▶ What you have to do: Find and copy lines holding "performance".

▶ Raw records:

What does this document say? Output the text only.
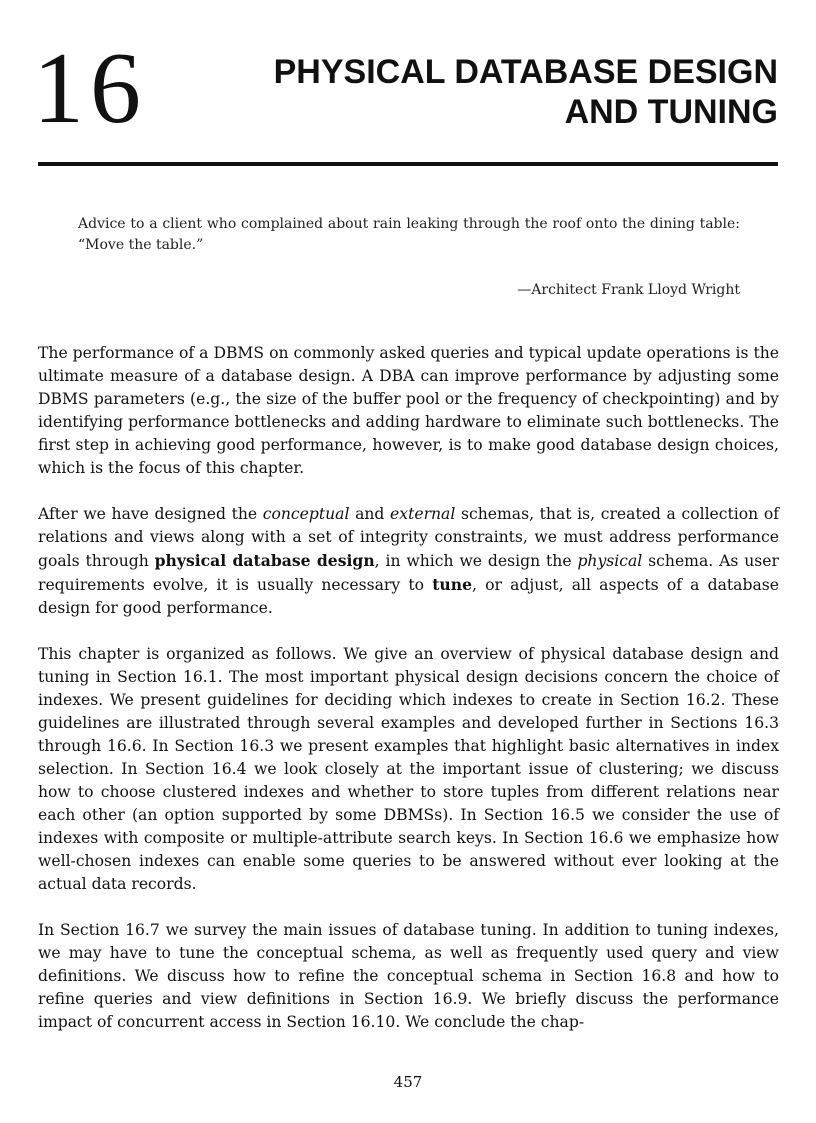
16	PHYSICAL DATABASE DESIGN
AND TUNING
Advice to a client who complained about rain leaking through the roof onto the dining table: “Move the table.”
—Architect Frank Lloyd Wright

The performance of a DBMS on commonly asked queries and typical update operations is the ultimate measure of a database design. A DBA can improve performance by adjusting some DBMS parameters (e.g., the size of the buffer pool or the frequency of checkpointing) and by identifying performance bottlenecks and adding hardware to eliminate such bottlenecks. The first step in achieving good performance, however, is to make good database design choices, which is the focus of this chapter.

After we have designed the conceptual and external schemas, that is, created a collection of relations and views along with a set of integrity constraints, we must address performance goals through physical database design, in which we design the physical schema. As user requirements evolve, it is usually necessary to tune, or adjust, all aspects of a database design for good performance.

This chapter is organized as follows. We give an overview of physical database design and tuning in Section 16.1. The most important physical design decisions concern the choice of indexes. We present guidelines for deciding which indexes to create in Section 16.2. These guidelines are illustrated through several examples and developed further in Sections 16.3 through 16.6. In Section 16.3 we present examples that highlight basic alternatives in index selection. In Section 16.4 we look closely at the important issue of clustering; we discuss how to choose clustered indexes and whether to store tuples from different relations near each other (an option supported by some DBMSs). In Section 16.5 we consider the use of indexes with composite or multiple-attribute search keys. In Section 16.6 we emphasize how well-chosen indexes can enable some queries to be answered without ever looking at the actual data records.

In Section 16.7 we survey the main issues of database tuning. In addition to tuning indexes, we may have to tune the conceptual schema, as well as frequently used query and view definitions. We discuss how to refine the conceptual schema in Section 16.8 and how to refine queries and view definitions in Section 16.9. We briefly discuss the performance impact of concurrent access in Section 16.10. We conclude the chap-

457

--

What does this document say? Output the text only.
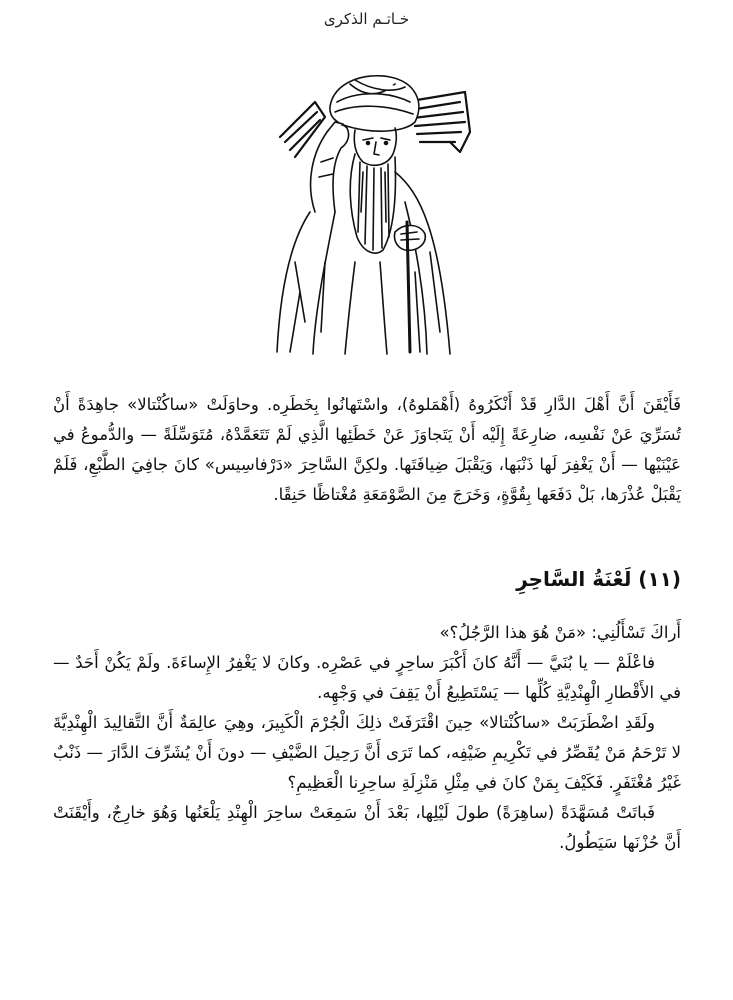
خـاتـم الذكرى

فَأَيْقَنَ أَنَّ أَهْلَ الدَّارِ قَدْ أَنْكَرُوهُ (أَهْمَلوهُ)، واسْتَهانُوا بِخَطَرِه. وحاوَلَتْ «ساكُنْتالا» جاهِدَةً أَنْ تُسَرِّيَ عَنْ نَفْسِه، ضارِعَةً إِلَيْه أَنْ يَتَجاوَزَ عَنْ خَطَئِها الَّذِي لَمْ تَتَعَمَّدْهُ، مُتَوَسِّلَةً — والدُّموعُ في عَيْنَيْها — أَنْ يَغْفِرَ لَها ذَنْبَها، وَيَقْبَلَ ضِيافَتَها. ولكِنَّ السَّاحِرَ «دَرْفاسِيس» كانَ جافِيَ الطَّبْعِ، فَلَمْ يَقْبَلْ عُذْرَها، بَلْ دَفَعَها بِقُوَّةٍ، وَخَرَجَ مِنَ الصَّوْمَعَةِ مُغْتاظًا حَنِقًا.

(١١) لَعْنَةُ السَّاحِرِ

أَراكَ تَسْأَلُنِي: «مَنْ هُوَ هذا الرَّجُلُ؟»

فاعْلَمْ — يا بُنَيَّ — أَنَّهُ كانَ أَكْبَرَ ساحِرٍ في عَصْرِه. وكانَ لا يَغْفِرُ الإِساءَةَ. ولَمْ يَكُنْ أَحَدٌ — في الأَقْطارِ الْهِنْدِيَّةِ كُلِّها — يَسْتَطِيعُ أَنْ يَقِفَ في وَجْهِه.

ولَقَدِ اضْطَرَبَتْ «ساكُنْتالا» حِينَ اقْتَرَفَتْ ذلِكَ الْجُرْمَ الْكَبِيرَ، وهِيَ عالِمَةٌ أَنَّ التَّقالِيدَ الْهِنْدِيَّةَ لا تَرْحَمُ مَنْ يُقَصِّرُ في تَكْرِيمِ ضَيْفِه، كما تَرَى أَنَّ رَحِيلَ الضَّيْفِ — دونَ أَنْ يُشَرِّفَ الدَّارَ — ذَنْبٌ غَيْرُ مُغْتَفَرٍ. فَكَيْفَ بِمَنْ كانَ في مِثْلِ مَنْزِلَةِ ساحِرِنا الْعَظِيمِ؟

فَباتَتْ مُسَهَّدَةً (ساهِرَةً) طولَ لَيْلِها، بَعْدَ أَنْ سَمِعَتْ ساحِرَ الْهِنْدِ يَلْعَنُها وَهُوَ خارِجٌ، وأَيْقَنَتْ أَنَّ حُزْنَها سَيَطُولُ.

==

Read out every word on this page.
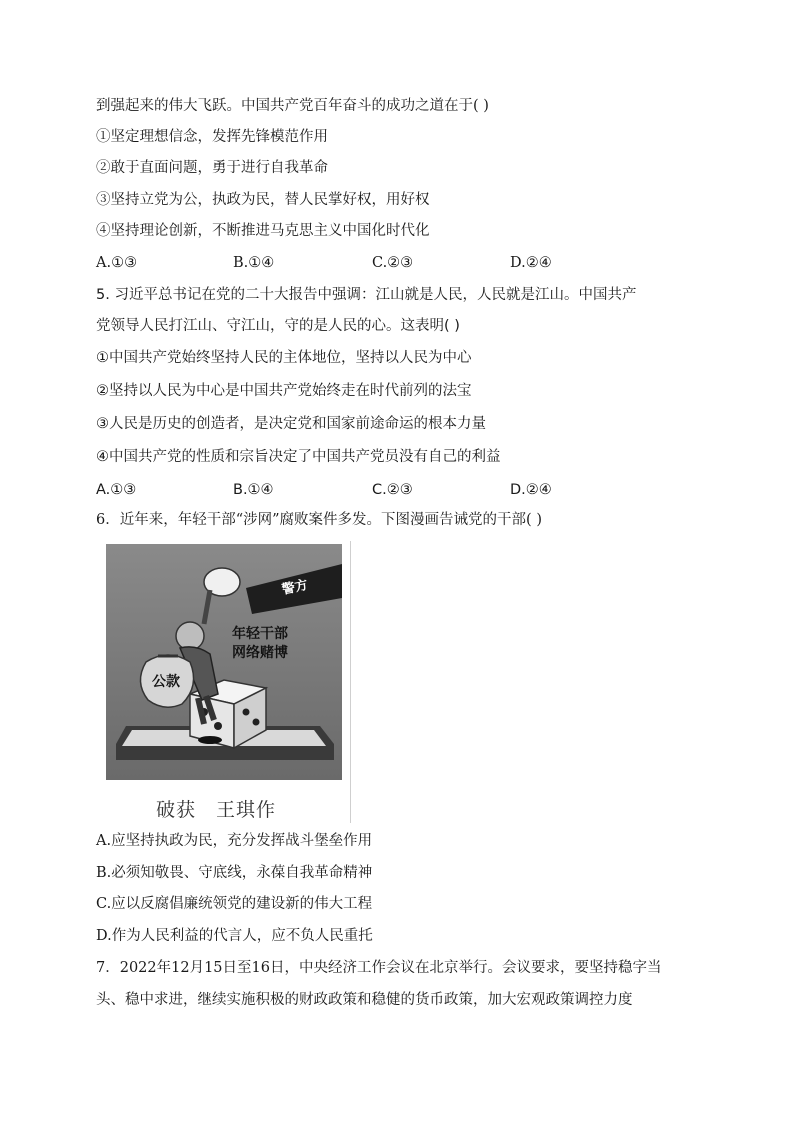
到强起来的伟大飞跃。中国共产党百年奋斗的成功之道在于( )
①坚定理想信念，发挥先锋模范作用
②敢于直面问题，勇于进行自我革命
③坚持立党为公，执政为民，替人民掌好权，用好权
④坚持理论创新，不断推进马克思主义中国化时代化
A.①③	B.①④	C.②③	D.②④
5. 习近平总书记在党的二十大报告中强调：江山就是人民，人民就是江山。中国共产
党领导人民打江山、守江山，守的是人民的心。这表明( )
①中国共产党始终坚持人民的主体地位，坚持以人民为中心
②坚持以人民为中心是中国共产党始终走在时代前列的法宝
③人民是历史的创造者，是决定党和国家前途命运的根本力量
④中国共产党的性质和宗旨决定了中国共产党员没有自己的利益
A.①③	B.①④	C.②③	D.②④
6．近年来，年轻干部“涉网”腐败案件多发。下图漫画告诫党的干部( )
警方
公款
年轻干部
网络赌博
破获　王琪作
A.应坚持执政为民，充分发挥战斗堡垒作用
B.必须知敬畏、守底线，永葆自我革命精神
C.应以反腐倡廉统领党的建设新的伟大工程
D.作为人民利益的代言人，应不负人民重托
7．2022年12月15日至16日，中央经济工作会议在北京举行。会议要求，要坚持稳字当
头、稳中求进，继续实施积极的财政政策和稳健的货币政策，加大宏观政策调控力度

▶ Solved problem:
The performance of a DBMS on commonly asked queries and typical update operations is the ultimate measure of a database design. A DBA can improve performance by adjusting some DBMS parameters (e.g., the size of the buffer pool or the frequency of checkpointing) and by identifying performance bottlenecks and adding hardware to eliminate such bottlenecks. The first step in achieving good performance, however, is to make good database design choices, which is the focus of this chapter.
After we have designed the conceptual and external schemas, that is, created a collection of relations and views along with a set of integrity constraints, we must address performance goals through physical database design, in which we design the physical schema. As user requirements evolve, it is usually necessary to tune, or adjust, all aspects of a database design for good performance.
In Section 16.7 we survey the main issues of database tuning. In addition to tuning indexes, we may have to tune the conceptual schema, as well as frequently used query and view definitions. We discuss how to refine the conceptual schema in Section 16.8 and how to refine queries and view definitions in Section 16.9. We briefly discuss the performance impact of concurrent access in Section 16.10. We conclude the chap-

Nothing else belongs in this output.